### SUPPLIED ENTRIES
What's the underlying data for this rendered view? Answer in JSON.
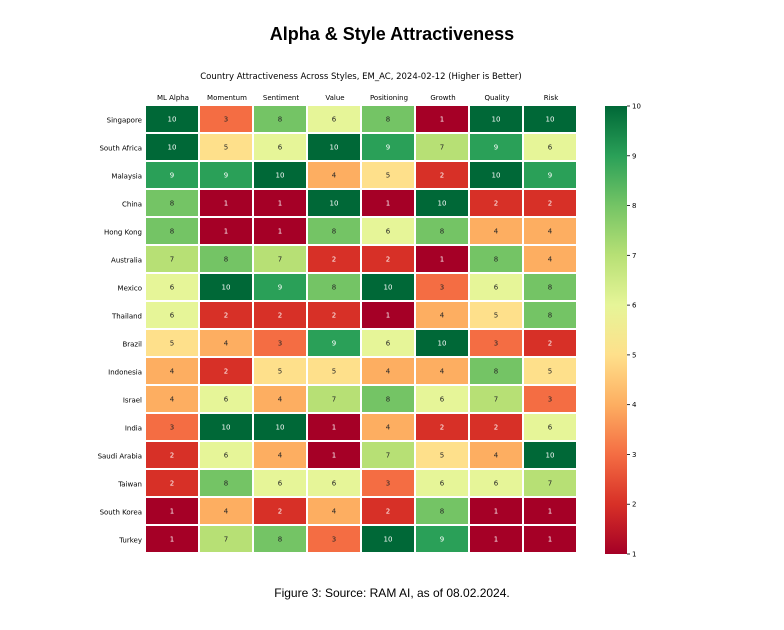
{
  "page_title": "Alpha & Style Attractiveness",
  "caption": "Figure 3: Source: RAM AI, as of 08.02.2024.",
  "chart_data": {
    "type": "heatmap",
    "title": "Country Attractiveness Across Styles, EM_AC, 2024-02-12 (Higher is Better)",
    "columns": [
      "ML Alpha",
      "Momentum",
      "Sentiment",
      "Value",
      "Positioning",
      "Growth",
      "Quality",
      "Risk"
    ],
    "rows": [
      "Singapore",
      "South Africa",
      "Malaysia",
      "China",
      "Hong Kong",
      "Australia",
      "Mexico",
      "Thailand",
      "Brazil",
      "Indonesia",
      "Israel",
      "India",
      "Saudi Arabia",
      "Taiwan",
      "South Korea",
      "Turkey"
    ],
    "values": [
      [
        10,
        3,
        8,
        6,
        8,
        1,
        10,
        10
      ],
      [
        10,
        5,
        6,
        10,
        9,
        7,
        9,
        6
      ],
      [
        9,
        9,
        10,
        4,
        5,
        2,
        10,
        9
      ],
      [
        8,
        1,
        1,
        10,
        1,
        10,
        2,
        2
      ],
      [
        8,
        1,
        1,
        8,
        6,
        8,
        4,
        4
      ],
      [
        7,
        8,
        7,
        2,
        2,
        1,
        8,
        4
      ],
      [
        6,
        10,
        9,
        8,
        10,
        3,
        6,
        8
      ],
      [
        6,
        2,
        2,
        2,
        1,
        4,
        5,
        8
      ],
      [
        5,
        4,
        3,
        9,
        6,
        10,
        3,
        2
      ],
      [
        4,
        2,
        5,
        5,
        4,
        4,
        8,
        5
      ],
      [
        4,
        6,
        4,
        7,
        8,
        6,
        7,
        3
      ],
      [
        3,
        10,
        10,
        1,
        4,
        2,
        2,
        6
      ],
      [
        2,
        6,
        4,
        1,
        7,
        5,
        4,
        10
      ],
      [
        2,
        8,
        6,
        6,
        3,
        6,
        6,
        7
      ],
      [
        1,
        4,
        2,
        4,
        2,
        8,
        1,
        1
      ],
      [
        1,
        7,
        8,
        3,
        10,
        9,
        1,
        1
      ]
    ],
    "colorbar": {
      "min": 1,
      "max": 10,
      "ticks": [
        1,
        2,
        3,
        4,
        5,
        6,
        7,
        8,
        9,
        10
      ]
    },
    "colormap": {
      "1": "#a50026",
      "2": "#d73027",
      "3": "#f46d43",
      "4": "#fdae61",
      "5": "#fee08b",
      "6": "#e6f598",
      "7": "#b7e075",
      "8": "#74c465",
      "9": "#2aa058",
      "10": "#006837"
    }
  }
}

### YOUR INSTRUCTIONS
Transcribe the records above exactly, omitting every picture they contain.

### SOLVED PROBLEM
What's the underlying data for this rendered view? Answer in JSON.
{
  "page_title": "Alpha & Style Attractiveness",
  "caption": "Figure 3: Source: RAM AI, as of 08.02.2024.",
  "chart_data": {
    "type": "heatmap",
    "title": "Country Attractiveness Across Styles, EM_AC, 2024-02-12 (Higher is Better)",
    "columns": [
      "ML Alpha",
      "Momentum",
      "Sentiment",
      "Value",
      "Positioning",
      "Growth",
      "Quality",
      "Risk"
    ],
    "rows": [
      "Singapore",
      "South Africa",
      "Malaysia",
      "China",
      "Hong Kong",
      "Australia",
      "Mexico",
      "Thailand",
      "Brazil",
      "Indonesia",
      "Israel",
      "India",
      "Saudi Arabia",
      "Taiwan",
      "South Korea",
      "Turkey"
    ],
    "values": [
      [
        10,
        3,
        8,
        6,
        8,
        1,
        10,
        10
      ],
      [
        10,
        5,
        6,
        10,
        9,
        7,
        9,
        6
      ],
      [
        9,
        9,
        10,
        4,
        5,
        2,
        10,
        9
      ],
      [
        8,
        1,
        1,
        10,
        1,
        10,
        2,
        2
      ],
      [
        8,
        1,
        1,
        8,
        6,
        8,
        4,
        4
      ],
      [
        7,
        8,
        7,
        2,
        2,
        1,
        8,
        4
      ],
      [
        6,
        10,
        9,
        8,
        10,
        3,
        6,
        8
      ],
      [
        6,
        2,
        2,
        2,
        1,
        4,
        5,
        8
      ],
      [
        5,
        4,
        3,
        9,
        6,
        10,
        3,
        2
      ],
      [
        4,
        2,
        5,
        5,
        4,
        4,
        8,
        5
      ],
      [
        4,
        6,
        4,
        7,
        8,
        6,
        7,
        3
      ],
      [
        3,
        10,
        10,
        1,
        4,
        2,
        2,
        6
      ],
      [
        2,
        6,
        4,
        1,
        7,
        5,
        4,
        10
      ],
      [
        2,
        8,
        6,
        6,
        3,
        6,
        6,
        7
      ],
      [
        1,
        4,
        2,
        4,
        2,
        8,
        1,
        1
      ],
      [
        1,
        7,
        8,
        3,
        10,
        9,
        1,
        1
      ]
    ],
    "colorbar": {
      "min": 1,
      "max": 10,
      "ticks": [
        1,
        2,
        3,
        4,
        5,
        6,
        7,
        8,
        9,
        10
      ]
    },
    "colormap": {
      "1": "#a50026",
      "2": "#d73027",
      "3": "#f46d43",
      "4": "#fdae61",
      "5": "#fee08b",
      "6": "#e6f598",
      "7": "#b7e075",
      "8": "#74c465",
      "9": "#2aa058",
      "10": "#006837"
    }
  }
}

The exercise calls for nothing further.